#### SUPPLIED ENTRIES
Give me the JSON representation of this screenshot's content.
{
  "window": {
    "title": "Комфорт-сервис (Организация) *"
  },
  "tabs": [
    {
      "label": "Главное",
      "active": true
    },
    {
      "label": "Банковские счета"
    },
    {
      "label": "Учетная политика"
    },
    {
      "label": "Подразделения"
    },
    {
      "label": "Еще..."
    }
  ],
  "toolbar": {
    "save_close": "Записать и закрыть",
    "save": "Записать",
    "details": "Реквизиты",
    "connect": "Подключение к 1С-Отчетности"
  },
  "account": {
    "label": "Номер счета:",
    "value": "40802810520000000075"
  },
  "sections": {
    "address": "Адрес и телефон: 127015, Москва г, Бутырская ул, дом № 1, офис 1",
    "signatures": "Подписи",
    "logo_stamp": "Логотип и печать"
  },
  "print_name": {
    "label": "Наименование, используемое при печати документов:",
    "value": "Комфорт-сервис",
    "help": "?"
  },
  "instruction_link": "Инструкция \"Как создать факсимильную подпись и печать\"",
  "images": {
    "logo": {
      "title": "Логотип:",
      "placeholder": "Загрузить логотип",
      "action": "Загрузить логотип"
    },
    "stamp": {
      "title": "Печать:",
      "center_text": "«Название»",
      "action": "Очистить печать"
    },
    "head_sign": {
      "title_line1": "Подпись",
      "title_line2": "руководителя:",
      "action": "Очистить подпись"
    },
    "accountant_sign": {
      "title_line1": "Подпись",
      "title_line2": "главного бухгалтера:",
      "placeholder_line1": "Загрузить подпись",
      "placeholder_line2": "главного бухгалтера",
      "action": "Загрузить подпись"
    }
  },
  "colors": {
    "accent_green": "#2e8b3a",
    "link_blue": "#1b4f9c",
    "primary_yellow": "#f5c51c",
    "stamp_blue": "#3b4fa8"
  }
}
########
#### SUPPLIED ENTRIES
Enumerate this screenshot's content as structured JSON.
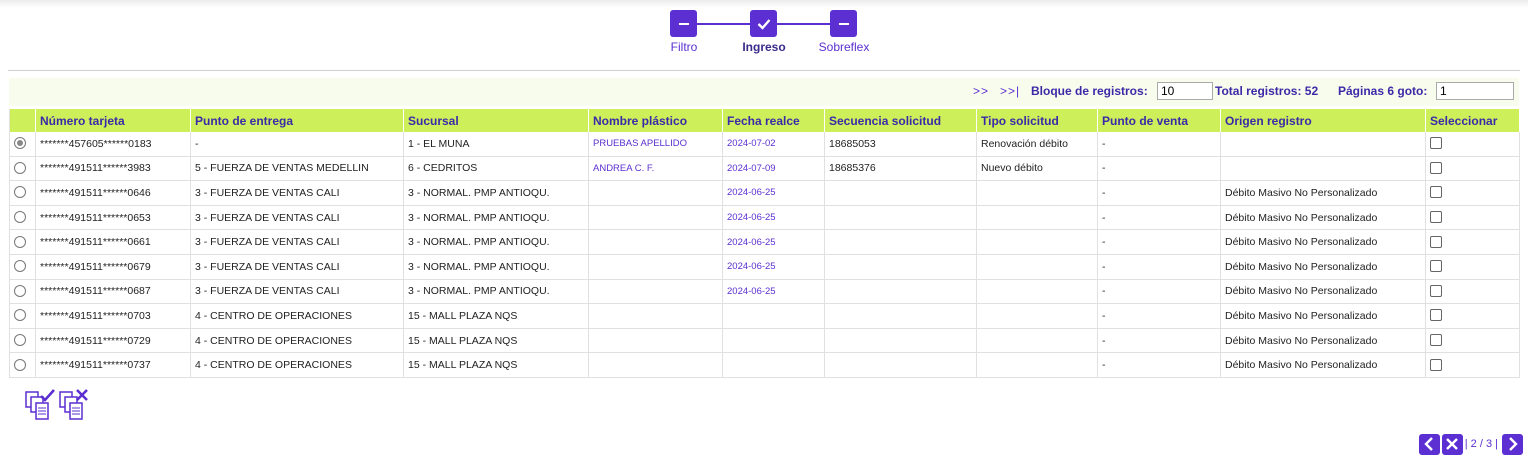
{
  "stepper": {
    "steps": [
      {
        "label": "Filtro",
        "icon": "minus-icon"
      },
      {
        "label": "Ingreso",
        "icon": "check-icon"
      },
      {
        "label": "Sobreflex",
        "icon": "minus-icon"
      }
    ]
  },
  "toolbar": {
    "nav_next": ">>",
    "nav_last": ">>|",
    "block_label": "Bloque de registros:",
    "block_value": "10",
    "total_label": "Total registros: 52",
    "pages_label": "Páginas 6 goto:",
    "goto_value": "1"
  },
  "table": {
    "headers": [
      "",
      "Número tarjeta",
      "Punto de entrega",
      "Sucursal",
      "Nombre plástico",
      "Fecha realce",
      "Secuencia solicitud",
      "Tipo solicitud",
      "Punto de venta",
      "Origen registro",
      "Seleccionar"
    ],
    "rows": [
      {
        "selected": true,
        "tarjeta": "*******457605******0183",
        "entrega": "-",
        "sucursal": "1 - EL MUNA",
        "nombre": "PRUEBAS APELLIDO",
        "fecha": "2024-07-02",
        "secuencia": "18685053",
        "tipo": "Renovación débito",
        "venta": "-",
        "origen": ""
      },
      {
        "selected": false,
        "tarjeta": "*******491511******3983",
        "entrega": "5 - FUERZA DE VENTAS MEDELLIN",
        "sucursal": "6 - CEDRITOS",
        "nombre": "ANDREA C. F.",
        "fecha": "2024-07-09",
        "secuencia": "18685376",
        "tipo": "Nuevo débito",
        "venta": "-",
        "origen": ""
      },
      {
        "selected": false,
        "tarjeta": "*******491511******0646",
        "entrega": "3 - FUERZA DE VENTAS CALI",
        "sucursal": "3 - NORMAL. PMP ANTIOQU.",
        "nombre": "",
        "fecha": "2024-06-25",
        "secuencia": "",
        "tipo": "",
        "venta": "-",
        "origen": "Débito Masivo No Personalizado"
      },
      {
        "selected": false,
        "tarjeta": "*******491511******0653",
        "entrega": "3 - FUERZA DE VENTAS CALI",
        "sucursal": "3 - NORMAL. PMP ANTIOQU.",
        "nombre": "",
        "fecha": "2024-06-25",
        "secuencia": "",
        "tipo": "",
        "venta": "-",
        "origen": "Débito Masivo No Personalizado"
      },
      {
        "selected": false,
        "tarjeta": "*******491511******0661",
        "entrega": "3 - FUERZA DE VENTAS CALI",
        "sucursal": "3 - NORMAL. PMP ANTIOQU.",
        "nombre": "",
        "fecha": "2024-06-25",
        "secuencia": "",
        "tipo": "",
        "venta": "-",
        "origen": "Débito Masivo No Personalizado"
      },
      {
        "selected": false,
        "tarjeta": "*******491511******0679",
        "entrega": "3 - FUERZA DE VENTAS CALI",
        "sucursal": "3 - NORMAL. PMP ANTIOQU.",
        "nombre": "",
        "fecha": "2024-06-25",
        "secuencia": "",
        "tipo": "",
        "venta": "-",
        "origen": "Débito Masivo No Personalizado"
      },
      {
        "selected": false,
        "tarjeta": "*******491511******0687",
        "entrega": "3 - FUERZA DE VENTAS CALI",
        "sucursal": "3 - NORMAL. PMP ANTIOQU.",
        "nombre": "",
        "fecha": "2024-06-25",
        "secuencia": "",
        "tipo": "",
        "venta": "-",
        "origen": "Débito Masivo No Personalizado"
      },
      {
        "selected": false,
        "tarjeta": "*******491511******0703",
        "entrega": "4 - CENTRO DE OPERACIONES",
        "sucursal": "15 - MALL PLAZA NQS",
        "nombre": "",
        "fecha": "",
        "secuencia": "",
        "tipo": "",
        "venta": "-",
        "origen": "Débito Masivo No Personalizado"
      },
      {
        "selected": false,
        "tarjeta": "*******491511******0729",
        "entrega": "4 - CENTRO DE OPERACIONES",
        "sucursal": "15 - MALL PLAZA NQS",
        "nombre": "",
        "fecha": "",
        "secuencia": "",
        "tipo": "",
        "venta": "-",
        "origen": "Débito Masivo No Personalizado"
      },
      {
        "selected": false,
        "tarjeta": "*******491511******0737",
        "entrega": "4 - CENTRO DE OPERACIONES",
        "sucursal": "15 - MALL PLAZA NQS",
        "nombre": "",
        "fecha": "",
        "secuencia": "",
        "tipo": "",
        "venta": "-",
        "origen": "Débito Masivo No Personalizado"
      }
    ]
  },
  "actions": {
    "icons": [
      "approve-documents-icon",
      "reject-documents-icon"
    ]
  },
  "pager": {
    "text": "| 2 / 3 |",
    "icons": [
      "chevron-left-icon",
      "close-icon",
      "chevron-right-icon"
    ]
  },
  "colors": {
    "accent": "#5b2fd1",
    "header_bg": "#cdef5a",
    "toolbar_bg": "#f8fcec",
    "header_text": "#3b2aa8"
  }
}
########
■ DIRECTIONS: Among the lines of the material, find those that hold the word "chevron" and copy them.

■ COMPLETED EXERCISE:
      "chevron-left-icon",
      "chevron-right-icon"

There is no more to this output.